Extrait du texte:
══════
À Rome, Franco est sur le point de sortir de prison (il a pris neuf ans pour vol à main armée), alors son ex compagne et la mère de ses deux enfants, Licia, fait changer la serrure. Qu'à cela ne tienne : Franco intercepte ses enfants, Luigi et Alessandro, dans la cour où ils sont en train de jouer au ballon avec des camarades, et les emmène au parc d’attractions. Alessandro, adolescent, se souvient très bien des coups qu'il donnait à sa mère ; Luigi, plus jeune, est donc plus attaché à son père. Franco arrive à retourner dans le logis familial et se remet à terroriser Licia. La police intervient, le père est séparé de ses enfants et les deux garçons sont littéralement arrachés aux bras de leur mère pour être envoyés dans un foyer.
══════
Consigne 1:
Répondez aux questions suivantes d'après l'extrait :
(a) Combien d'années de prison Franco a-t-il prises ?
(b) Où Franco emmène-t-il Luigi et Alessandro après les avoir interceptés ?
(c) Où les deux garçons sont-ils envoyés après l'intervention de la police ?

Données de travail:
══════
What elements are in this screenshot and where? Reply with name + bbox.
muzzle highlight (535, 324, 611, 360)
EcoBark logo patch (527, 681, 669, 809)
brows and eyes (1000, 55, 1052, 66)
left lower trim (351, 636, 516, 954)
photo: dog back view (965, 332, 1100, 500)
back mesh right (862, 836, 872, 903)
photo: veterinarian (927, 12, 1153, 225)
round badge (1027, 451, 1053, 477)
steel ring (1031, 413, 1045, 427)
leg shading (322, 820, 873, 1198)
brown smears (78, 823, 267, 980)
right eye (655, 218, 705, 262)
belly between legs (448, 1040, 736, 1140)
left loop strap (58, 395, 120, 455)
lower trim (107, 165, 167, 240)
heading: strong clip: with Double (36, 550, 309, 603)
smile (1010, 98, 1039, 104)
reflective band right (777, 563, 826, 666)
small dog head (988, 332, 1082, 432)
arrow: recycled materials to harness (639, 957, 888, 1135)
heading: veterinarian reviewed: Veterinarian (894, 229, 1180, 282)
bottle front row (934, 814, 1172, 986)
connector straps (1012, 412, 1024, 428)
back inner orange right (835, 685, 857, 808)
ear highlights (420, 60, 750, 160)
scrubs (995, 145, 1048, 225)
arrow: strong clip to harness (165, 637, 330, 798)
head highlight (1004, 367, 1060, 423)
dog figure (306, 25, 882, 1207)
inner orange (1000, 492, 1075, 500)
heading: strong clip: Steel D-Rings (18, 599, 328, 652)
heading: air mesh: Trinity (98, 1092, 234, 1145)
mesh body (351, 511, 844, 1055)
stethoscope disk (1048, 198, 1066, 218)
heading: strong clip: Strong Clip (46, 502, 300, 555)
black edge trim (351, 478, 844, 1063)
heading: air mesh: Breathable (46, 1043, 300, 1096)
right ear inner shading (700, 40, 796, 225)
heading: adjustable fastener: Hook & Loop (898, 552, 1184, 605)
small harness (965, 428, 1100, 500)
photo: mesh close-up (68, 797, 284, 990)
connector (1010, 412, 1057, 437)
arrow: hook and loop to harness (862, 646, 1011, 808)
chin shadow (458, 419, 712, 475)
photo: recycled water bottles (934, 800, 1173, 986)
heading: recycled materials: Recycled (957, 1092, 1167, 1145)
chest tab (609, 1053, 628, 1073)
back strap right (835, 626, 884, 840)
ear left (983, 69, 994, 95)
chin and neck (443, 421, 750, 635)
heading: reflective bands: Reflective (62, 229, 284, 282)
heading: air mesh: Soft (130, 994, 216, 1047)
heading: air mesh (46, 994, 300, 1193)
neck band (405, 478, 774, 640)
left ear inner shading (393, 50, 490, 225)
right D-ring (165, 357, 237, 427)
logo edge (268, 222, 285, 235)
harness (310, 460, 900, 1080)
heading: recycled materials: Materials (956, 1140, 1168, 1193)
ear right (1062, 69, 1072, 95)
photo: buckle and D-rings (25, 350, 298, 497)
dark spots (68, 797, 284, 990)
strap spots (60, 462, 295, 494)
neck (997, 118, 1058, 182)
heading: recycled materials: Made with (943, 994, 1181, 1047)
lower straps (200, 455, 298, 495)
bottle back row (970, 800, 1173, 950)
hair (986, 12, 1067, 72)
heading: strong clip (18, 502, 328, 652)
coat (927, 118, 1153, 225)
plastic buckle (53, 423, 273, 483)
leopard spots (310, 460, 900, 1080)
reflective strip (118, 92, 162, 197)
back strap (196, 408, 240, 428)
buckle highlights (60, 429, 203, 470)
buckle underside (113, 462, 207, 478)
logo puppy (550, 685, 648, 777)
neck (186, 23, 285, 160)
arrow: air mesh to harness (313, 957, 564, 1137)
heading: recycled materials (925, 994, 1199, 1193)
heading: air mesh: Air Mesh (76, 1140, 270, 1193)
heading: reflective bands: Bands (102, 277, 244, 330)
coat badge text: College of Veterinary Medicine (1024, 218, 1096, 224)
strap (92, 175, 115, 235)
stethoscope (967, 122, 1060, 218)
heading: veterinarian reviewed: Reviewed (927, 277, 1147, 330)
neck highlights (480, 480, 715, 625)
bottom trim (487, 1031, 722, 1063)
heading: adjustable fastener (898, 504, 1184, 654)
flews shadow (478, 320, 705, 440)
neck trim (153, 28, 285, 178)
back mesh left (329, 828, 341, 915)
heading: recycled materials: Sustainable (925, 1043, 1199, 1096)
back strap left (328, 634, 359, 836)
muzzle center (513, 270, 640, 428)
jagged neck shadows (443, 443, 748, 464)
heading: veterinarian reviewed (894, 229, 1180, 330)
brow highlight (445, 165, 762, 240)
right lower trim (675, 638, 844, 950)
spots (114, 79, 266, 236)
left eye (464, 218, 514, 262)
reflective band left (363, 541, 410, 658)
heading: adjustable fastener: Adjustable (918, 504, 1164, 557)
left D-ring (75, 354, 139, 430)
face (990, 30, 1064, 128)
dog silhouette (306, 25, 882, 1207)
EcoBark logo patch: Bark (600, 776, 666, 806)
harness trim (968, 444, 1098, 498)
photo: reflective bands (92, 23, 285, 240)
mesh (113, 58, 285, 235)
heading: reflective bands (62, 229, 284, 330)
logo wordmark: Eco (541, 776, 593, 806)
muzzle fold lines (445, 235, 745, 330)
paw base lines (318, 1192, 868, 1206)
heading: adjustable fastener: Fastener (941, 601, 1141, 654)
══════
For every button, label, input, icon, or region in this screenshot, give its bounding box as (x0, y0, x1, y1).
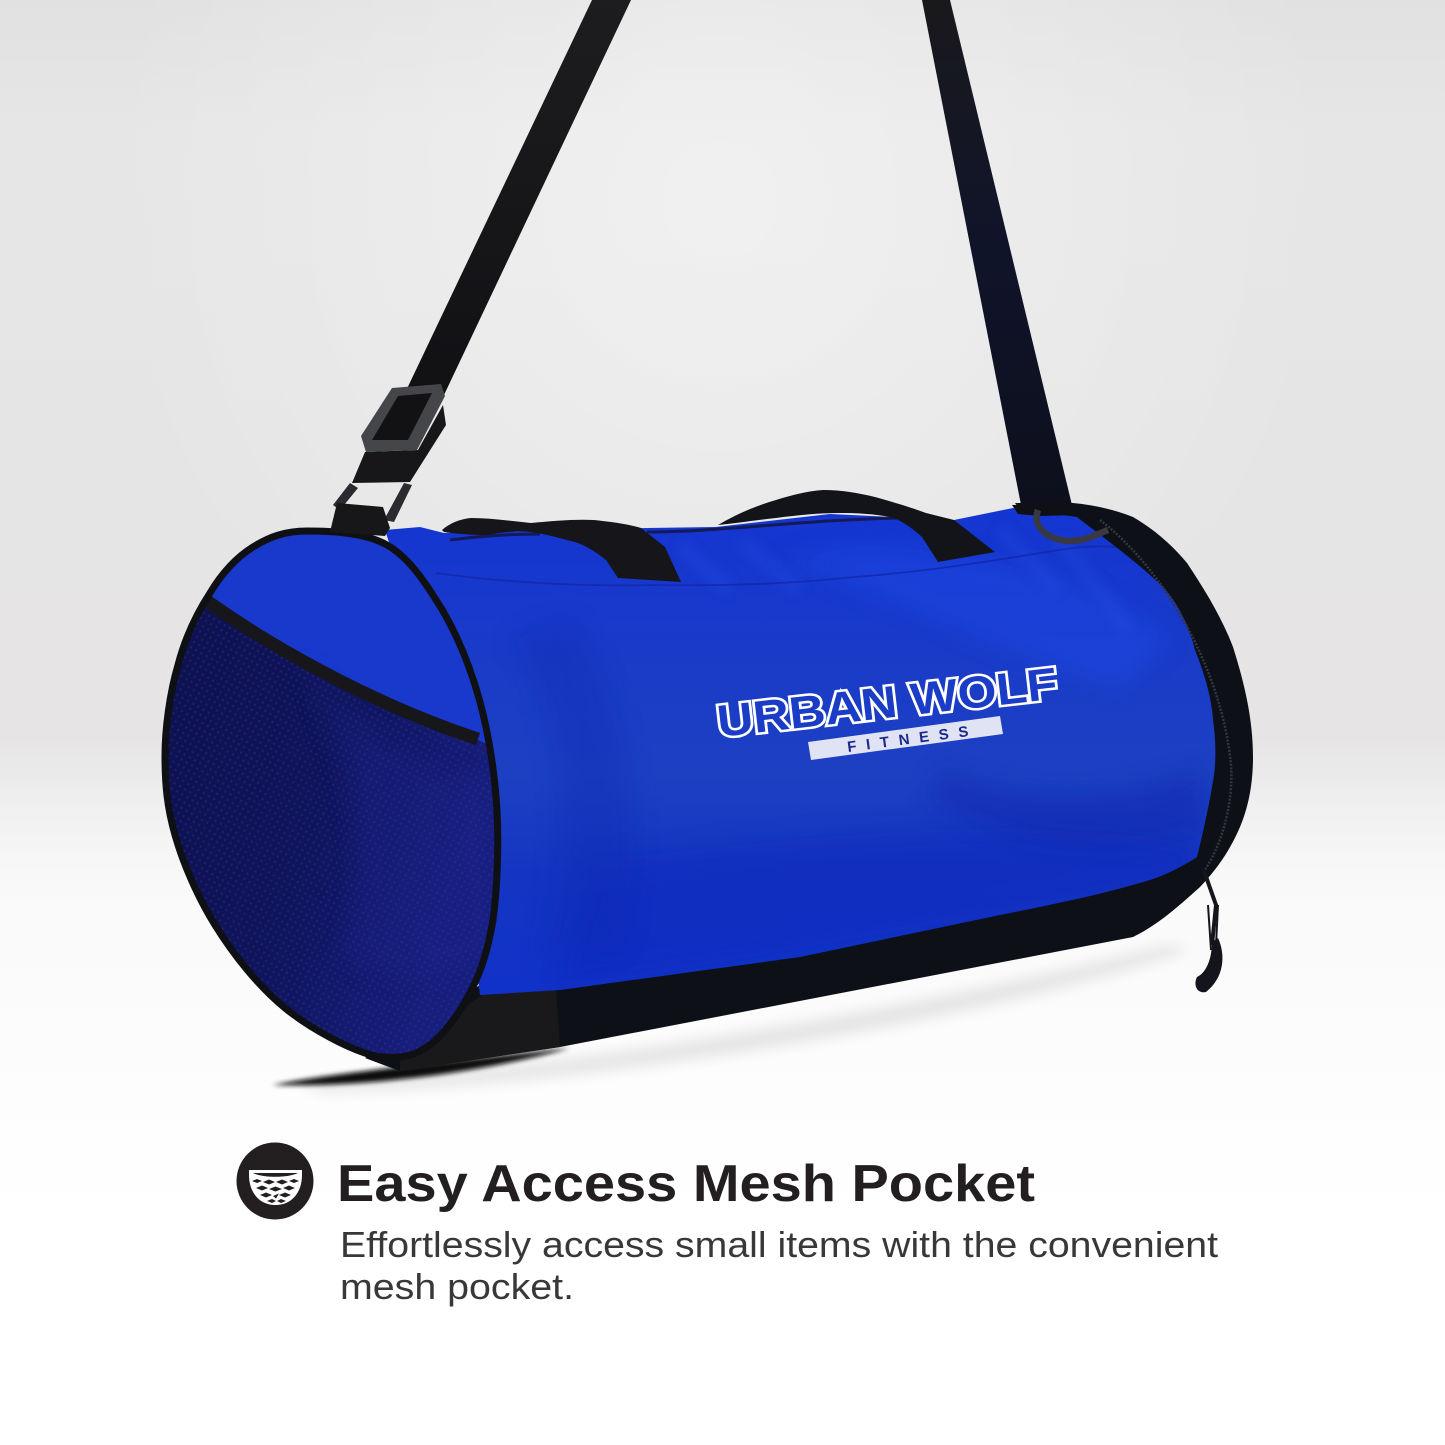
══════
Consigne 2: Extrayez des enregistrements les lignes allant de celle qui contient "What elements are" jusqu'à celle qui contient "right eye (655, 218, 705, 262)", ces deux lignes incluses, et recopiez-les sans aucune modification.

Réponse complète 1:
(a) Neuf ans.
(b) Au parc d'attractions.
(c) Dans un foyer.

Réponse complète 2:
What elements are in this screenshot and where? Reply with name + bbox.
muzzle highlight (535, 324, 611, 360)
EcoBark logo patch (527, 681, 669, 809)
brows and eyes (1000, 55, 1052, 66)
left lower trim (351, 636, 516, 954)
photo: dog back view (965, 332, 1100, 500)
back mesh right (862, 836, 872, 903)
photo: veterinarian (927, 12, 1153, 225)
round badge (1027, 451, 1053, 477)
steel ring (1031, 413, 1045, 427)
leg shading (322, 820, 873, 1198)
brown smears (78, 823, 267, 980)
right eye (655, 218, 705, 262)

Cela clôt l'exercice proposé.